Every line of the material that follows must be printed again exactly.
[START Dataset]
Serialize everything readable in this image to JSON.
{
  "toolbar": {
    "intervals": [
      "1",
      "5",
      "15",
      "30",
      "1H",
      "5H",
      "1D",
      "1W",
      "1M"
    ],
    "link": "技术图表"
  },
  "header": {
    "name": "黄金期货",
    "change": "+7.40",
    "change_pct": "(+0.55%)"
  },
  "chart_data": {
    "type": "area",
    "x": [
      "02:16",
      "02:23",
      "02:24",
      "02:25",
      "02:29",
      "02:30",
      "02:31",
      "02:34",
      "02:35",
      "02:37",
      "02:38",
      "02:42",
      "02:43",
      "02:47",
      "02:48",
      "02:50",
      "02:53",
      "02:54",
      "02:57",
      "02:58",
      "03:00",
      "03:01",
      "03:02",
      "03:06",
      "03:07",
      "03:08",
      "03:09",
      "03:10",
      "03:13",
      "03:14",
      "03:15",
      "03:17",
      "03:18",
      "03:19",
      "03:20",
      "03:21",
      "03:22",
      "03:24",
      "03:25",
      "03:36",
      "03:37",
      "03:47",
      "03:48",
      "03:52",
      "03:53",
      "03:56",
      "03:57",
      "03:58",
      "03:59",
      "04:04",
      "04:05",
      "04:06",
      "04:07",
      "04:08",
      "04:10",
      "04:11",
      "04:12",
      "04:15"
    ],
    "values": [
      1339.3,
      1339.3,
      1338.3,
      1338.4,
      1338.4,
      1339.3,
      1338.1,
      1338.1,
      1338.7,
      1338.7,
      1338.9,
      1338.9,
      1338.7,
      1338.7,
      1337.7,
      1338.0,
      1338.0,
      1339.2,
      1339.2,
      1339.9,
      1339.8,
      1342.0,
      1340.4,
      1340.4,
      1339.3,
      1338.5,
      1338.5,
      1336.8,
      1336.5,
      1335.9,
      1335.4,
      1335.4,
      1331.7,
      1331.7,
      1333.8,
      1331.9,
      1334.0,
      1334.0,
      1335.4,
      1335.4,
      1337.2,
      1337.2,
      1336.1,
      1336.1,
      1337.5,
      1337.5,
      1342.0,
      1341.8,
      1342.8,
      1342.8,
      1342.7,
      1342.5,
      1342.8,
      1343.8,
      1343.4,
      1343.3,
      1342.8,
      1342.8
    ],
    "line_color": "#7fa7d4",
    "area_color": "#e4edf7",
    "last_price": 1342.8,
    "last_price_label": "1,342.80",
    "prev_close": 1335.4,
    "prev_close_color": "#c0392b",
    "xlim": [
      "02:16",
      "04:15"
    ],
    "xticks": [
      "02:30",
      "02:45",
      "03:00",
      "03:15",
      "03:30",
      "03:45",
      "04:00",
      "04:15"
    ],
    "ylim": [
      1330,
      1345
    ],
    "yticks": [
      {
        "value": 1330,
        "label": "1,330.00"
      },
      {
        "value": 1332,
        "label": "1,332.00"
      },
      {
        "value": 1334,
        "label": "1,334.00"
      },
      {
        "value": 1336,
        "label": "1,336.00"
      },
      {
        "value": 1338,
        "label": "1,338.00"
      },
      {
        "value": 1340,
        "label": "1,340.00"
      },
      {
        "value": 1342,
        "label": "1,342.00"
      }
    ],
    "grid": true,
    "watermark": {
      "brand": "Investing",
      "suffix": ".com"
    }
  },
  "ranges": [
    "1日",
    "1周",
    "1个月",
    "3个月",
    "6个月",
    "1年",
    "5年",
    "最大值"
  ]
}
[END Dataset]
(Reply):
Serialize everything readable in this image to JSON.
{
  "toolbar": {
    "intervals": [
      "1",
      "5",
      "15",
      "30",
      "1H",
      "5H",
      "1D",
      "1W",
      "1M"
    ],
    "link": "技术图表"
  },
  "header": {
    "name": "黄金期货",
    "change": "+7.40",
    "change_pct": "(+0.55%)"
  },
  "chart_data": {
    "type": "area",
    "x": [
      "02:16",
      "02:23",
      "02:24",
      "02:25",
      "02:29",
      "02:30",
      "02:31",
      "02:34",
      "02:35",
      "02:37",
      "02:38",
      "02:42",
      "02:43",
      "02:47",
      "02:48",
      "02:50",
      "02:53",
      "02:54",
      "02:57",
      "02:58",
      "03:00",
      "03:01",
      "03:02",
      "03:06",
      "03:07",
      "03:08",
      "03:09",
      "03:10",
      "03:13",
      "03:14",
      "03:15",
      "03:17",
      "03:18",
      "03:19",
      "03:20",
      "03:21",
      "03:22",
      "03:24",
      "03:25",
      "03:36",
      "03:37",
      "03:47",
      "03:48",
      "03:52",
      "03:53",
      "03:56",
      "03:57",
      "03:58",
      "03:59",
      "04:04",
      "04:05",
      "04:06",
      "04:07",
      "04:08",
      "04:10",
      "04:11",
      "04:12",
      "04:15"
    ],
    "values": [
      1339.3,
      1339.3,
      1338.3,
      1338.4,
      1338.4,
      1339.3,
      1338.1,
      1338.1,
      1338.7,
      1338.7,
      1338.9,
      1338.9,
      1338.7,
      1338.7,
      1337.7,
      1338.0,
      1338.0,
      1339.2,
      1339.2,
      1339.9,
      1339.8,
      1342.0,
      1340.4,
      1340.4,
      1339.3,
      1338.5,
      1338.5,
      1336.8,
      1336.5,
      1335.9,
      1335.4,
      1335.4,
      1331.7,
      1331.7,
      1333.8,
      1331.9,
      1334.0,
      1334.0,
      1335.4,
      1335.4,
      1337.2,
      1337.2,
      1336.1,
      1336.1,
      1337.5,
      1337.5,
      1342.0,
      1341.8,
      1342.8,
      1342.8,
      1342.7,
      1342.5,
      1342.8,
      1343.8,
      1343.4,
      1343.3,
      1342.8,
      1342.8
    ],
    "line_color": "#7fa7d4",
    "area_color": "#e4edf7",
    "last_price": 1342.8,
    "last_price_label": "1,342.80",
    "prev_close": 1335.4,
    "prev_close_color": "#c0392b",
    "xlim": [
      "02:16",
      "04:15"
    ],
    "xticks": [
      "02:30",
      "02:45",
      "03:00",
      "03:15",
      "03:30",
      "03:45",
      "04:00",
      "04:15"
    ],
    "ylim": [
      1330,
      1345
    ],
    "yticks": [
      {
        "value": 1330,
        "label": "1,330.00"
      },
      {
        "value": 1332,
        "label": "1,332.00"
      },
      {
        "value": 1334,
        "label": "1,334.00"
      },
      {
        "value": 1336,
        "label": "1,336.00"
      },
      {
        "value": 1338,
        "label": "1,338.00"
      },
      {
        "value": 1340,
        "label": "1,340.00"
      },
      {
        "value": 1342,
        "label": "1,342.00"
      }
    ],
    "grid": true,
    "watermark": {
      "brand": "Investing",
      "suffix": ".com"
    }
  },
  "ranges": [
    "1日",
    "1周",
    "1个月",
    "3个月",
    "6个月",
    "1年",
    "5年",
    "最大值"
  ]
}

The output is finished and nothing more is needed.